Input data: Begin

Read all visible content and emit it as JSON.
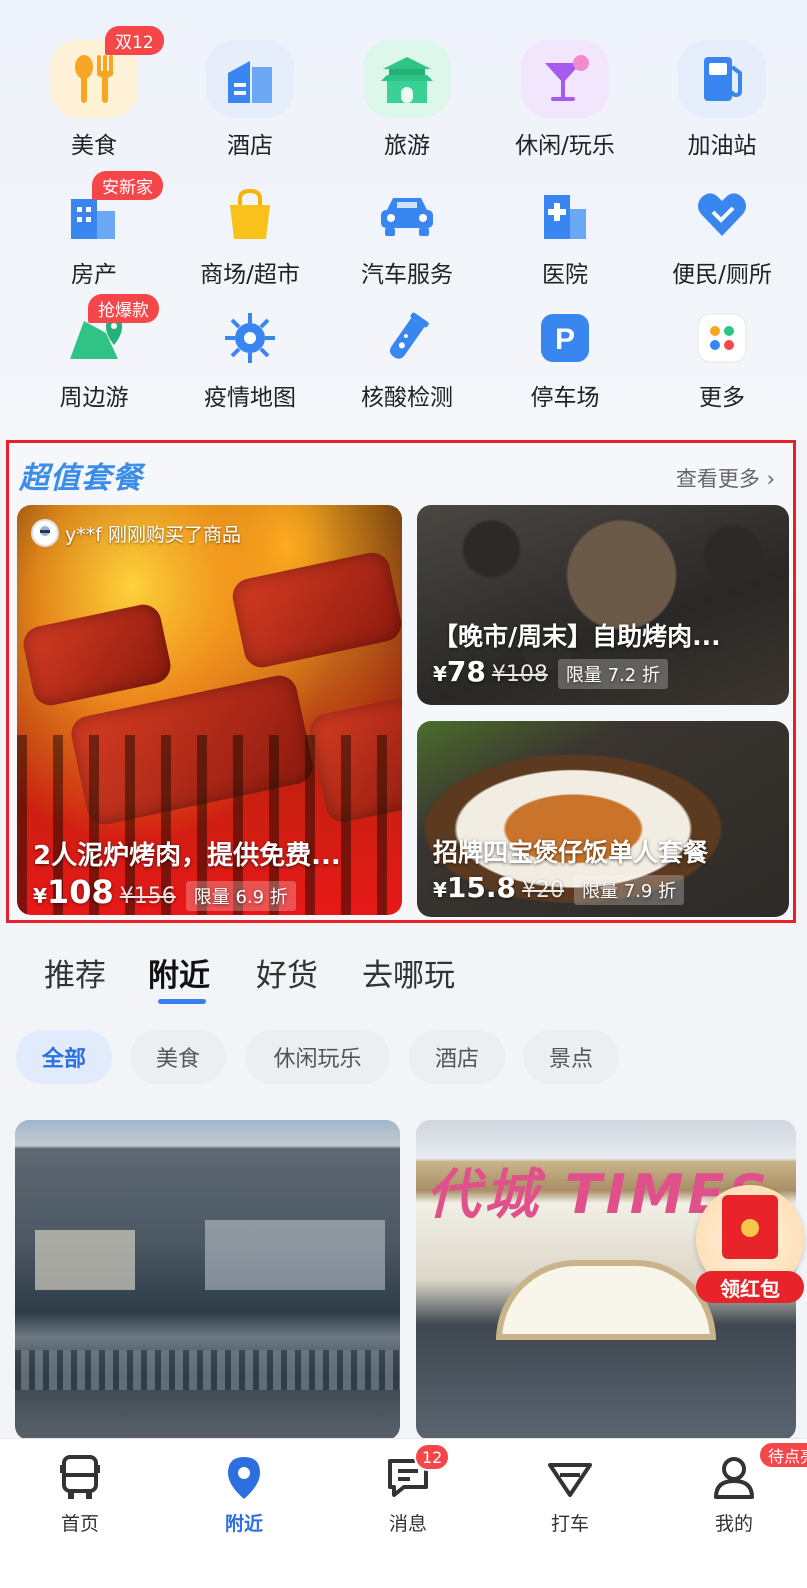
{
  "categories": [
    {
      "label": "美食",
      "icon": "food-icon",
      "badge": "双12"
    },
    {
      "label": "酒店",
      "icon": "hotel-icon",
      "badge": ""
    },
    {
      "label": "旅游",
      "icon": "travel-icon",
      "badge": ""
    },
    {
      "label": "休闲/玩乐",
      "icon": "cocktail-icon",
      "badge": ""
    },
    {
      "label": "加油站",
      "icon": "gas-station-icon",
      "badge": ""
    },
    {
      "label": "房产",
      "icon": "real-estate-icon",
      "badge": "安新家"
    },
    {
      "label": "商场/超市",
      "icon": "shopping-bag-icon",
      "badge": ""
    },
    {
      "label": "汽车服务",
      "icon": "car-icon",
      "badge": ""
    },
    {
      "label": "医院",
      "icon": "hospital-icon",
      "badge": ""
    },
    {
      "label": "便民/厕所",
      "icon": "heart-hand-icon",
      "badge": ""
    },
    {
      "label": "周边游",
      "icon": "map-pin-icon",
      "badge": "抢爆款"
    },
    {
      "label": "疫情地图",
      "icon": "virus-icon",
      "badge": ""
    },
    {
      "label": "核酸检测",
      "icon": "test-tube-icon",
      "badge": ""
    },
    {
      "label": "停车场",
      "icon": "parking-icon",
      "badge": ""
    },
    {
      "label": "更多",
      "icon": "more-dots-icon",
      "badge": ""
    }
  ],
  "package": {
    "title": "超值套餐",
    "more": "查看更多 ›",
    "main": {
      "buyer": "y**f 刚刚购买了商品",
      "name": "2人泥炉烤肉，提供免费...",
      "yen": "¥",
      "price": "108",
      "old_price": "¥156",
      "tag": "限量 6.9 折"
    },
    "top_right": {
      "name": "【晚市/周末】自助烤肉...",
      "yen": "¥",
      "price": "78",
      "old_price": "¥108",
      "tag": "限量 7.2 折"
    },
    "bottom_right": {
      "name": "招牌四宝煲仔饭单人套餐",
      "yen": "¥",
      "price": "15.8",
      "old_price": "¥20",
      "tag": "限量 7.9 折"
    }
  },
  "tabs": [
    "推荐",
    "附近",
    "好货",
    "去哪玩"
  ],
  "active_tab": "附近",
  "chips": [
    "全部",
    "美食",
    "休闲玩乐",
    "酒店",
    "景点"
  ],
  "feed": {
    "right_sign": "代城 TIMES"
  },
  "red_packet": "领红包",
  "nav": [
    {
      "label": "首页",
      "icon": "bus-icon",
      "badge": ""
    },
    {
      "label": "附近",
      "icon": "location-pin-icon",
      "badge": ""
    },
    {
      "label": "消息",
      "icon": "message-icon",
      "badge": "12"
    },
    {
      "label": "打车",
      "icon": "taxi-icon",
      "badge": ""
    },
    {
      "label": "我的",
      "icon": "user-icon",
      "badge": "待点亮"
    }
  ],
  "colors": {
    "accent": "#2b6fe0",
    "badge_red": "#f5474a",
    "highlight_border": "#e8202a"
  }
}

Input data: End
Input data: Begin

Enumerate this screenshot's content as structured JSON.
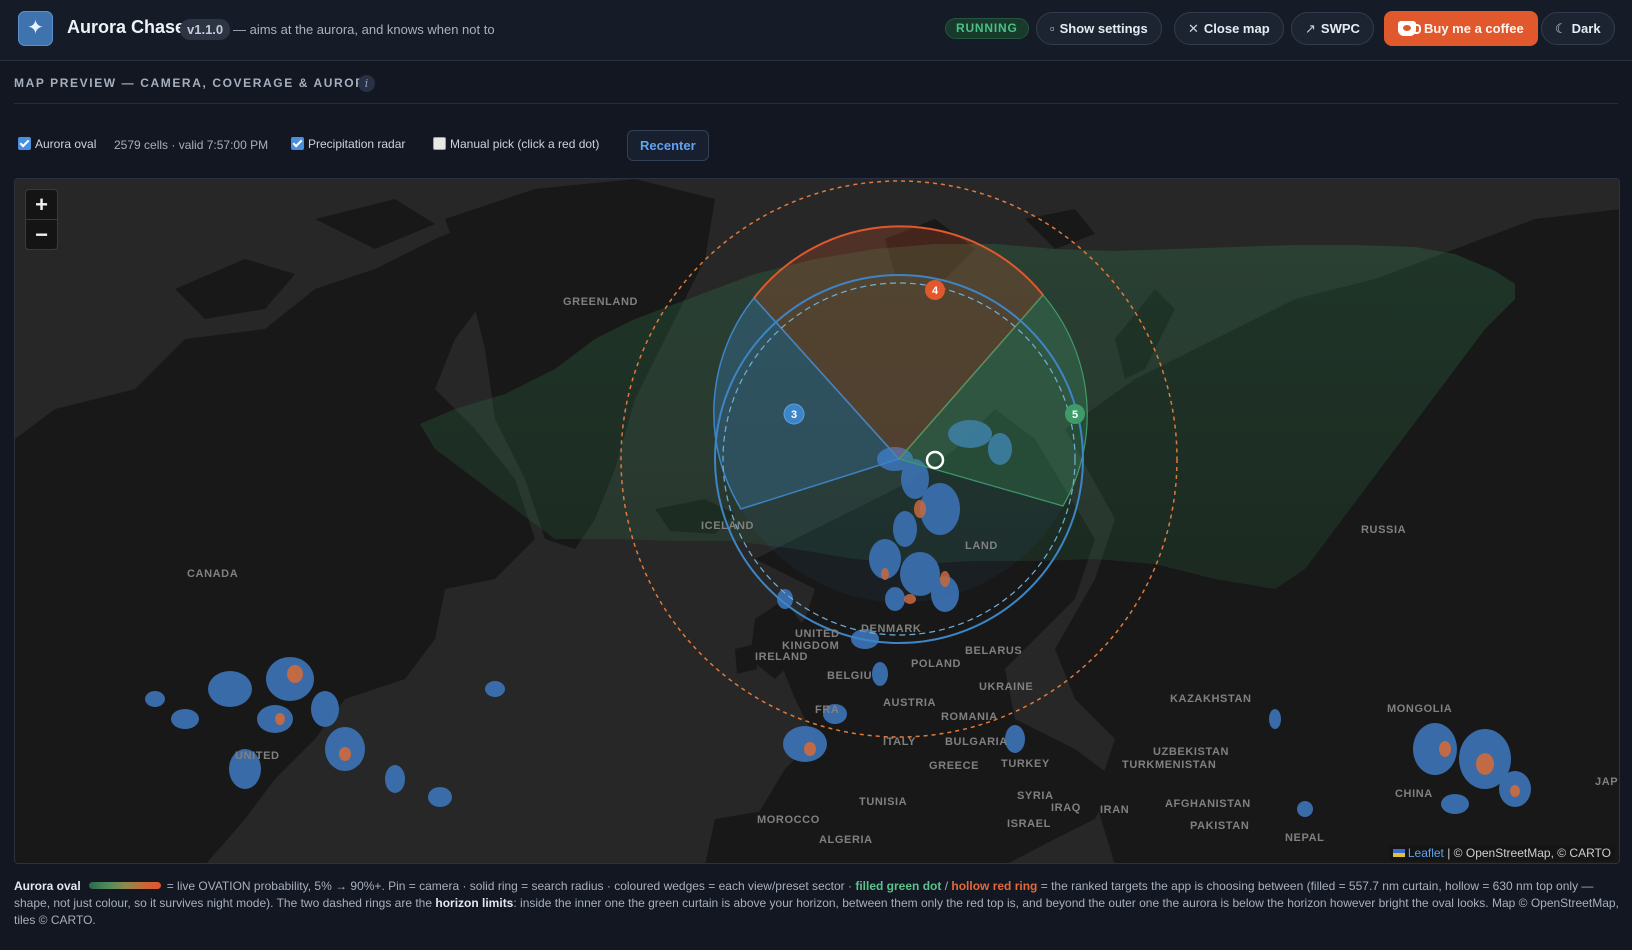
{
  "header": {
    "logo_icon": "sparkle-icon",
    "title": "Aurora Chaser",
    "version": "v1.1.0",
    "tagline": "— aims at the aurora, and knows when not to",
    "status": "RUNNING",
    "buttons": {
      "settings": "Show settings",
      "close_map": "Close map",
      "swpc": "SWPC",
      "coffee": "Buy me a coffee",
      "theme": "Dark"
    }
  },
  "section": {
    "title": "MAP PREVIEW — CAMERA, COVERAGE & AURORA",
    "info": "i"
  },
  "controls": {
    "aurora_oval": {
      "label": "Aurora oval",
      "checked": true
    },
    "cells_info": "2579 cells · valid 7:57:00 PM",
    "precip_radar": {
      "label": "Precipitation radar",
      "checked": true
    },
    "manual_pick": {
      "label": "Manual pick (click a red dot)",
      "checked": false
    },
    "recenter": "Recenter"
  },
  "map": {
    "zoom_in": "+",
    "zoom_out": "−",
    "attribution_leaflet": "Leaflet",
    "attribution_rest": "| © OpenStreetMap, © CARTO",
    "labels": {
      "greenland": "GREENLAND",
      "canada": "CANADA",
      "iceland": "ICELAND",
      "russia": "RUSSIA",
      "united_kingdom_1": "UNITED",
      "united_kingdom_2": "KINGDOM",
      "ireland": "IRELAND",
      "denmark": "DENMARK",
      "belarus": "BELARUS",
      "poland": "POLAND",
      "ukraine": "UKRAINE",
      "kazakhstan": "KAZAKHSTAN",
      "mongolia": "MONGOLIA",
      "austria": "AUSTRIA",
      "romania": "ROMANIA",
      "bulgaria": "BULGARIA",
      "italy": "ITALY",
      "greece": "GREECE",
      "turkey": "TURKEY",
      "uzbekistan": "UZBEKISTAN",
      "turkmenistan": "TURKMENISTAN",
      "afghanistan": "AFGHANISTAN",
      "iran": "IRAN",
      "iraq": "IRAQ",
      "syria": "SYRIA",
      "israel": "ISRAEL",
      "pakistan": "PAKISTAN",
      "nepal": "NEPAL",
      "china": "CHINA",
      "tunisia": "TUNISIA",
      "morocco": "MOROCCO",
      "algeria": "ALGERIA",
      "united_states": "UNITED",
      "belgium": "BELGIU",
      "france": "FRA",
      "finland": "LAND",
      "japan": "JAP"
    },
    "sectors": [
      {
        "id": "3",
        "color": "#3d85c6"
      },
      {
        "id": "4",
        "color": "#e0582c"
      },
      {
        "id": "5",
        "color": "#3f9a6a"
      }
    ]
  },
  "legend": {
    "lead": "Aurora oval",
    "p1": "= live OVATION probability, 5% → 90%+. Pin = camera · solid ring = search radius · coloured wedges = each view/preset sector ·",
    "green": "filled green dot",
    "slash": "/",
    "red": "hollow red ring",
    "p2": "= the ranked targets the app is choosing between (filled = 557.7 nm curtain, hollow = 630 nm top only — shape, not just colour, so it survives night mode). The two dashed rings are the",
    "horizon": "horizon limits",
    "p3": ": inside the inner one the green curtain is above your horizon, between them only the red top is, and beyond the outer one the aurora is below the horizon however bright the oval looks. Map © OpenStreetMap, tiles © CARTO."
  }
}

Input data: End
Input data: Begin

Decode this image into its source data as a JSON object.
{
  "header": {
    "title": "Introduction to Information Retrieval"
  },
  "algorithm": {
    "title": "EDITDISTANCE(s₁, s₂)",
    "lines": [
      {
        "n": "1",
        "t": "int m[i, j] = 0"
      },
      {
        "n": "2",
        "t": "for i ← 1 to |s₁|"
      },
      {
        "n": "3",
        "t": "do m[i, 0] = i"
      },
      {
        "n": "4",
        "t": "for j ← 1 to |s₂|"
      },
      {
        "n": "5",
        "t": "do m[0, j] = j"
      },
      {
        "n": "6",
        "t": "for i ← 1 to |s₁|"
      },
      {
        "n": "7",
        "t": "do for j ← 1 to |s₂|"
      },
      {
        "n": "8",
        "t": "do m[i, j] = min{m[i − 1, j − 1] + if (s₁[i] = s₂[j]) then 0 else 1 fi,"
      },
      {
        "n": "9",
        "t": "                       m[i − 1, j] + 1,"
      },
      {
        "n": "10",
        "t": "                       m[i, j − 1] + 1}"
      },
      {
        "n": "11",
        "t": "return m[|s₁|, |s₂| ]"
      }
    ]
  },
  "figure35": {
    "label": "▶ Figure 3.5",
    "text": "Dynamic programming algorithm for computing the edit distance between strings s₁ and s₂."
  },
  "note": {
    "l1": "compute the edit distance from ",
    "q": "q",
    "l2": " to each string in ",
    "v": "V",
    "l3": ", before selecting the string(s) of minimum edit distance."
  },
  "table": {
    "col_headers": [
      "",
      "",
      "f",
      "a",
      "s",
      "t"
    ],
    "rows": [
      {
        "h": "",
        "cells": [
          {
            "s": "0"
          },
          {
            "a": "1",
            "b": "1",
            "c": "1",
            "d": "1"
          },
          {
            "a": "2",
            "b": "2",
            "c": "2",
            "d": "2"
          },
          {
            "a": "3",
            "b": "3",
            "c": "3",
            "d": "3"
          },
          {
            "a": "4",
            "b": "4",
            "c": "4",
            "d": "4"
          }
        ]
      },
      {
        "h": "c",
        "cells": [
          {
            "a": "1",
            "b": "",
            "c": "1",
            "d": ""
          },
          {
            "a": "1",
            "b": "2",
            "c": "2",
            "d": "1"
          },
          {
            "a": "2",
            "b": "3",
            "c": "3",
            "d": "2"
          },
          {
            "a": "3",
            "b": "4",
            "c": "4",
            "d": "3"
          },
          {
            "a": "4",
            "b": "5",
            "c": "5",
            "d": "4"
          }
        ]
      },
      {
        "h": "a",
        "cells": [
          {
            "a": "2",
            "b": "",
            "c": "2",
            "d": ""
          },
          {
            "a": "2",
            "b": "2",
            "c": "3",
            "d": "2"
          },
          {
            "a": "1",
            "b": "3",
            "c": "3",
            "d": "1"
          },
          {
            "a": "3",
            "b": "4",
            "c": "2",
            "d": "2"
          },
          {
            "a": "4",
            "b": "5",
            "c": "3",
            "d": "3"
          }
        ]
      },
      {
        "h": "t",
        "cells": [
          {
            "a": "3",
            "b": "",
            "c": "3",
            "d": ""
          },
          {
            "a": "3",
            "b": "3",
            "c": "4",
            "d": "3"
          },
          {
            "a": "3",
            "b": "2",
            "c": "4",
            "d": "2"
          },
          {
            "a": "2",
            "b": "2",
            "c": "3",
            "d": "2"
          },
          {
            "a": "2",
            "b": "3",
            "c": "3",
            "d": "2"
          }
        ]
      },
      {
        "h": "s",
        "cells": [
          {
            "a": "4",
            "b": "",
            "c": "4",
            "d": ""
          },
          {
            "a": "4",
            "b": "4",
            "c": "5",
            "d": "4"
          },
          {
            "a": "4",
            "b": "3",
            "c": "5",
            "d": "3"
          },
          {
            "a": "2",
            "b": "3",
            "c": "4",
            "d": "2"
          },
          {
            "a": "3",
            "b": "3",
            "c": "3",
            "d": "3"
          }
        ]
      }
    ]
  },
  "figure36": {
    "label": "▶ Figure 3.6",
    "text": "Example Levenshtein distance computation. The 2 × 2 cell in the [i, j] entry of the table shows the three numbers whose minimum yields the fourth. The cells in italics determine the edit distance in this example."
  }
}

Input data: End

**About this task**
Scan the records for the string "text" and report each line where it occurs.

**Reply to the exercise**
    "text": "Dynamic programming algorithm for computing the edit distance between strings s₁ and s₂."
    "text": "Example Levenshtein distance computation. The 2 × 2 cell in the [i, j] entry of the table shows the three numbers whose minimum yields the fourth. The cells in italics determine the edit distance in this example."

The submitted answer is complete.